* **Data for this task**
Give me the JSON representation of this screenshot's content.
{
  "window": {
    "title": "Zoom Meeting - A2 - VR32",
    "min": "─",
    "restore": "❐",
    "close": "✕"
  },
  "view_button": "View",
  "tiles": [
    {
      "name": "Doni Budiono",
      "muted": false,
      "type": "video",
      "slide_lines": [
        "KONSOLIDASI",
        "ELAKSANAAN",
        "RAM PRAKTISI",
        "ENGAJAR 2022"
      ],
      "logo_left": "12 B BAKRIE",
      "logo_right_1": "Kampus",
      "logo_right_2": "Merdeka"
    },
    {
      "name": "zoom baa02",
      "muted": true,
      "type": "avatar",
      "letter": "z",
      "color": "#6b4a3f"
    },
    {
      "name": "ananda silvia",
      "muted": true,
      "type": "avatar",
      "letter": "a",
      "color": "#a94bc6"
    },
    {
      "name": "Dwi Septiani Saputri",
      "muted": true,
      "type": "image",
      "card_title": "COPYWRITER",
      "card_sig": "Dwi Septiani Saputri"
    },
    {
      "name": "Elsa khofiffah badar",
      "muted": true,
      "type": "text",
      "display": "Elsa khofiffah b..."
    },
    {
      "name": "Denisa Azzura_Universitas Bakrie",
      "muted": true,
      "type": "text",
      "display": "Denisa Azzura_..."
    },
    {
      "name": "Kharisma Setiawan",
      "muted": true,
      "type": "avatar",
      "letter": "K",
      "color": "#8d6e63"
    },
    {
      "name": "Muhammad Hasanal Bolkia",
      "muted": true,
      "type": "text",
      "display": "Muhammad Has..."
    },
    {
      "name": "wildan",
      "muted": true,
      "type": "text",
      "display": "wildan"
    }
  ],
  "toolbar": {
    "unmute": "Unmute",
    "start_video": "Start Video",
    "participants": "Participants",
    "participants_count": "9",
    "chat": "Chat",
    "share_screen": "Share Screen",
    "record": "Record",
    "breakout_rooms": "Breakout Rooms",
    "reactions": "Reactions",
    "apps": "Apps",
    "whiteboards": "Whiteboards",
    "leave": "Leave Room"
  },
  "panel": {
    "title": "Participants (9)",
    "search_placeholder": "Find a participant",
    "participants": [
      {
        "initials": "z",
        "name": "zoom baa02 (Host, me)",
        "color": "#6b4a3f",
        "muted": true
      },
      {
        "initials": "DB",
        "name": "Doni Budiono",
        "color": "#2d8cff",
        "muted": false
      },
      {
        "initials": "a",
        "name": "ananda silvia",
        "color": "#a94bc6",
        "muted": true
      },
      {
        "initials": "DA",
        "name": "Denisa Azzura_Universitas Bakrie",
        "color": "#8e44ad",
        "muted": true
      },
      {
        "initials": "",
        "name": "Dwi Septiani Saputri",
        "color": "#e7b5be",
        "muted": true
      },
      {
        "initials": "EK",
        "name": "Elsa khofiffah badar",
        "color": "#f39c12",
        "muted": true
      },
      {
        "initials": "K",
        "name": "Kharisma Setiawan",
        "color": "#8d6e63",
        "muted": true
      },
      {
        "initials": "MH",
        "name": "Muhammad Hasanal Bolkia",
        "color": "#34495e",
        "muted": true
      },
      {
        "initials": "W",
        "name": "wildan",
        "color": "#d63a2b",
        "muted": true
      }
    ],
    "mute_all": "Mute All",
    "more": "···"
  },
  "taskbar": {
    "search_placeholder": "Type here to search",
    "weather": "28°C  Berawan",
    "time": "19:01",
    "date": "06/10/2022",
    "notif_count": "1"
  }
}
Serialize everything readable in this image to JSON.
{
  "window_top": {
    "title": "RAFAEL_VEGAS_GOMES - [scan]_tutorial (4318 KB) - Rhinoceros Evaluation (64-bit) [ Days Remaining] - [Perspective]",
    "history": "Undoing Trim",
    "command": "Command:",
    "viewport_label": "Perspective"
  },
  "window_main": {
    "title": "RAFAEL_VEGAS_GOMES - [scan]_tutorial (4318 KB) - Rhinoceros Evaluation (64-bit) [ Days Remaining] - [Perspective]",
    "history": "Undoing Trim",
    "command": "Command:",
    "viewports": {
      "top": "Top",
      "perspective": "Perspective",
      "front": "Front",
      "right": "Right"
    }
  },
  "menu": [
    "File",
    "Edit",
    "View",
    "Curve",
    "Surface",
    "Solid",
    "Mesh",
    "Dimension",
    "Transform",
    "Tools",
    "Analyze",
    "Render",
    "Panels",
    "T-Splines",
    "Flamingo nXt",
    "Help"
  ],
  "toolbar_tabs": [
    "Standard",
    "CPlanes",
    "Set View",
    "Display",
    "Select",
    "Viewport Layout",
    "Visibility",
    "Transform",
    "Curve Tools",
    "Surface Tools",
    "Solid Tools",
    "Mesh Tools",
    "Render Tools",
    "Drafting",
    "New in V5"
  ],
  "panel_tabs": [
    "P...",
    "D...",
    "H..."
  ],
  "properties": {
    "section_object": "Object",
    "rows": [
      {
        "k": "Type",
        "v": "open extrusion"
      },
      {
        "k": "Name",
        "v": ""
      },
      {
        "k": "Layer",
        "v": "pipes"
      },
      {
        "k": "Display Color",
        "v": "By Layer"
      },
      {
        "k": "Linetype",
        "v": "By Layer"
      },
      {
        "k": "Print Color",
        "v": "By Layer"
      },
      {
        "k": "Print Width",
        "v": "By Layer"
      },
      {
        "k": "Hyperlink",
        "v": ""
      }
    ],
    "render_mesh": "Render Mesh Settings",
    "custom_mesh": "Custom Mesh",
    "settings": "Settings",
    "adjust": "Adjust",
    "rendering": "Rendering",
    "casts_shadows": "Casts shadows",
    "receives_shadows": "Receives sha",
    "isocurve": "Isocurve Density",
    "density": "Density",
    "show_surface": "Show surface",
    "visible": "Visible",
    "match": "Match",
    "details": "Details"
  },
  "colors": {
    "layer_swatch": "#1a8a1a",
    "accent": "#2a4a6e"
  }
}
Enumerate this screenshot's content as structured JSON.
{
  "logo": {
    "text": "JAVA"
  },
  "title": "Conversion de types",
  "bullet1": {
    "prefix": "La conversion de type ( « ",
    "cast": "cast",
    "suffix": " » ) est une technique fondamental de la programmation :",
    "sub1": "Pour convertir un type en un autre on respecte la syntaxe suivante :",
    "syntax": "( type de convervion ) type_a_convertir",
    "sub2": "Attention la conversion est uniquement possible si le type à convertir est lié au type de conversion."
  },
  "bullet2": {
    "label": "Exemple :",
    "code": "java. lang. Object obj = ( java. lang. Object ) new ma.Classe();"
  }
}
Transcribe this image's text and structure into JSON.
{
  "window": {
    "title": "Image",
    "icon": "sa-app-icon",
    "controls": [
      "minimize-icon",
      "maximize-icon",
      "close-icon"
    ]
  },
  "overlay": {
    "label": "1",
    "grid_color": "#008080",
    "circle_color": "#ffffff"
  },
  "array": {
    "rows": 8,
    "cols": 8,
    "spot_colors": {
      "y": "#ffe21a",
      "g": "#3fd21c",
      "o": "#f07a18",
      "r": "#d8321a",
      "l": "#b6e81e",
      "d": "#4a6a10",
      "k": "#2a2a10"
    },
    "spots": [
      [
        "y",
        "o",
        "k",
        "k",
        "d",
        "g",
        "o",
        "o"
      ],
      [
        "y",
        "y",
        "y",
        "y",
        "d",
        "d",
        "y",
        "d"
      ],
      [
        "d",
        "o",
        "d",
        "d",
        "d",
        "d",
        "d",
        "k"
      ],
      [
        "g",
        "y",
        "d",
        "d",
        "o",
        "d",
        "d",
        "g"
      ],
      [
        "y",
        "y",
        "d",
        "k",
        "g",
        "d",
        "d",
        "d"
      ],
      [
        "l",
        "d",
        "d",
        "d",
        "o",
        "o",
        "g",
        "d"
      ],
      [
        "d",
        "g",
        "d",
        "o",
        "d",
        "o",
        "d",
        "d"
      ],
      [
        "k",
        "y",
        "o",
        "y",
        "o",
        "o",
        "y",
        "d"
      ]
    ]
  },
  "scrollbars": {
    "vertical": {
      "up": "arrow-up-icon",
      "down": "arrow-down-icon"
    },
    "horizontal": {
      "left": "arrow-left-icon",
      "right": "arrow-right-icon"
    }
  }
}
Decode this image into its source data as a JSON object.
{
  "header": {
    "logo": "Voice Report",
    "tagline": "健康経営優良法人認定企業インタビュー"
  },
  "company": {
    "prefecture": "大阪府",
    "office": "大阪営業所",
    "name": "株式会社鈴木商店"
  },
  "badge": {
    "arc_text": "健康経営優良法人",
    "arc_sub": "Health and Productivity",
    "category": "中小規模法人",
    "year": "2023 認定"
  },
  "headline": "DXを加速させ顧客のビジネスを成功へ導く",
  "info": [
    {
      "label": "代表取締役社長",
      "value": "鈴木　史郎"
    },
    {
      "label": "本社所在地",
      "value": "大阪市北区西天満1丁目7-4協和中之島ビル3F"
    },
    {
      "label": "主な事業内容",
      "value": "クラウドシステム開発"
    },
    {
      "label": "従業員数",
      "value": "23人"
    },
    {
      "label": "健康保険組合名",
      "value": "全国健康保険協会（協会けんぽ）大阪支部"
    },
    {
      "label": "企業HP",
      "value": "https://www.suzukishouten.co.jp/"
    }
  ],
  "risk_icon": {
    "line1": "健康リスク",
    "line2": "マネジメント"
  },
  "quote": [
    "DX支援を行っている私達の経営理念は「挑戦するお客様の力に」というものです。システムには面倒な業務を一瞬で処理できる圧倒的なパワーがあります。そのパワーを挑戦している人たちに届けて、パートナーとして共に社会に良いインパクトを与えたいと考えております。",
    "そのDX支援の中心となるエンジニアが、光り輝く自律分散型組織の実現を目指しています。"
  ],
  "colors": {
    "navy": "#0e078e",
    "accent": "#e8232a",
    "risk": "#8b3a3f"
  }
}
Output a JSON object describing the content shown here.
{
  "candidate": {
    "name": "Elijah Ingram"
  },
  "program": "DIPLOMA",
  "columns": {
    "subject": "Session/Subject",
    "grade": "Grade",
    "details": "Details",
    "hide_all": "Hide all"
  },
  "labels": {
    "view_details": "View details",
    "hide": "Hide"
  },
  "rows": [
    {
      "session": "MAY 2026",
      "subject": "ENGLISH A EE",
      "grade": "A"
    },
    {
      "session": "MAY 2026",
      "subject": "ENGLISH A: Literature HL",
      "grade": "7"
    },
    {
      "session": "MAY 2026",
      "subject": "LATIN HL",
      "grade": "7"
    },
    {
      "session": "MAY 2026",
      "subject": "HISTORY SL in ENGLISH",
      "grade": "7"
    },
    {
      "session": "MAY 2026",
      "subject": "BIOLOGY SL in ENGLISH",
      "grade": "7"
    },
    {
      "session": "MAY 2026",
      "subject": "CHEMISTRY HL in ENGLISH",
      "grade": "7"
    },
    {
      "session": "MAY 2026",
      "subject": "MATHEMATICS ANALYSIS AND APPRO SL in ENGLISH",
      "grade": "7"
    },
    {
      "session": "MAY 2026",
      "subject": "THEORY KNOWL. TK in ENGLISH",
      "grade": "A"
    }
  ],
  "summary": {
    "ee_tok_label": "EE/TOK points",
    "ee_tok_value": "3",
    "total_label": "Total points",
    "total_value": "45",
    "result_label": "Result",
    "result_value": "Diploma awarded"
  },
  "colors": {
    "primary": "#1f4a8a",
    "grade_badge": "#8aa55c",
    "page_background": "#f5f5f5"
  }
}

* **Exercise objective**
Pick out the lines containing the word "into" and show them.

* **Exercise output**
Transcribe this image's text and structure into JSON.
Decode this image into its source data as a JSON object.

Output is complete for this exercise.